- **What is required**: Word for word, repeat the entries, minus the pictures.

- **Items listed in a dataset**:

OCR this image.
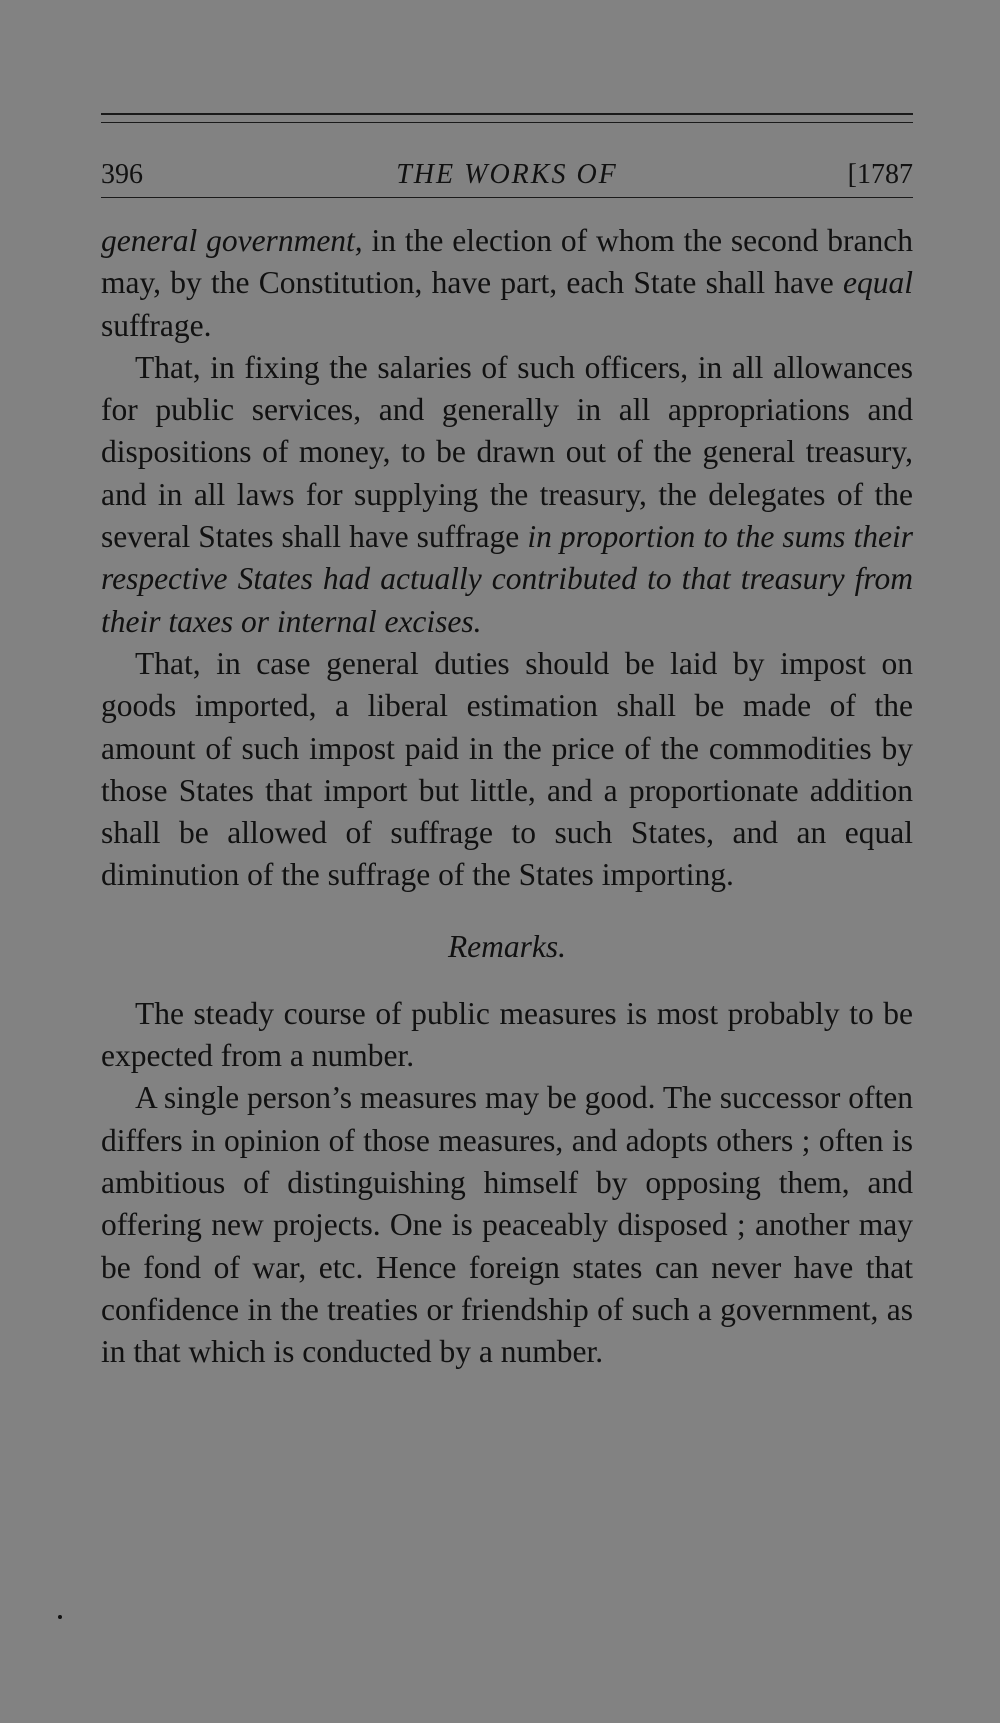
396	THE WORKS OF	[1787

general government, in the election of whom the second branch may, by the Constitution, have part, each State shall have equal suffrage.

That, in fixing the salaries of such officers, in all allowances for public services, and generally in all appropriations and dispositions of money, to be drawn out of the general treasury, and in all laws for supplying the treasury, the delegates of the several States shall have suffrage in proportion to the sums their respective States had actually contributed to that treasury from their taxes or internal excises.

That, in case general duties should be laid by impost on goods imported, a liberal estimation shall be made of the amount of such impost paid in the price of the commodities by those States that import but little, and a proportionate addition shall be allowed of suffrage to such States, and an equal diminution of the suffrage of the States importing.

Remarks.

The steady course of public measures is most probably to be expected from a number.

A single person’s measures may be good. The successor often differs in opinion of those measures, and adopts others ; often is ambitious of distinguishing himself by opposing them, and offering new projects. One is peaceably disposed ; another may be fond of war, etc. Hence foreign states can never have that confidence in the treaties or friendship of such a government, as in that which is conducted by a number.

- **Output**:
OCR this image.
396	THE WORKS OF	[1787

general government, in the election of whom the second branch may, by the Constitution, have part, each State shall have equal suffrage.

That, in fixing the salaries of such officers, in all allowances for public services, and generally in all appropriations and dispositions of money, to be drawn out of the general treasury, and in all laws for supplying the treasury, the delegates of the several States shall have suffrage in proportion to the sums their respective States had actually contributed to that treasury from their taxes or internal excises.

That, in case general duties should be laid by impost on goods imported, a liberal estimation shall be made of the amount of such impost paid in the price of the commodities by those States that import but little, and a proportionate addition shall be allowed of suffrage to such States, and an equal diminution of the suffrage of the States importing.

Remarks.

The steady course of public measures is most probably to be expected from a number.

A single person’s measures may be good. The successor often differs in opinion of those measures, and adopts others ; often is ambitious of distinguishing himself by opposing them, and offering new projects. One is peaceably disposed ; another may be fond of war, etc. Hence foreign states can never have that confidence in the treaties or friendship of such a government, as in that which is conducted by a number.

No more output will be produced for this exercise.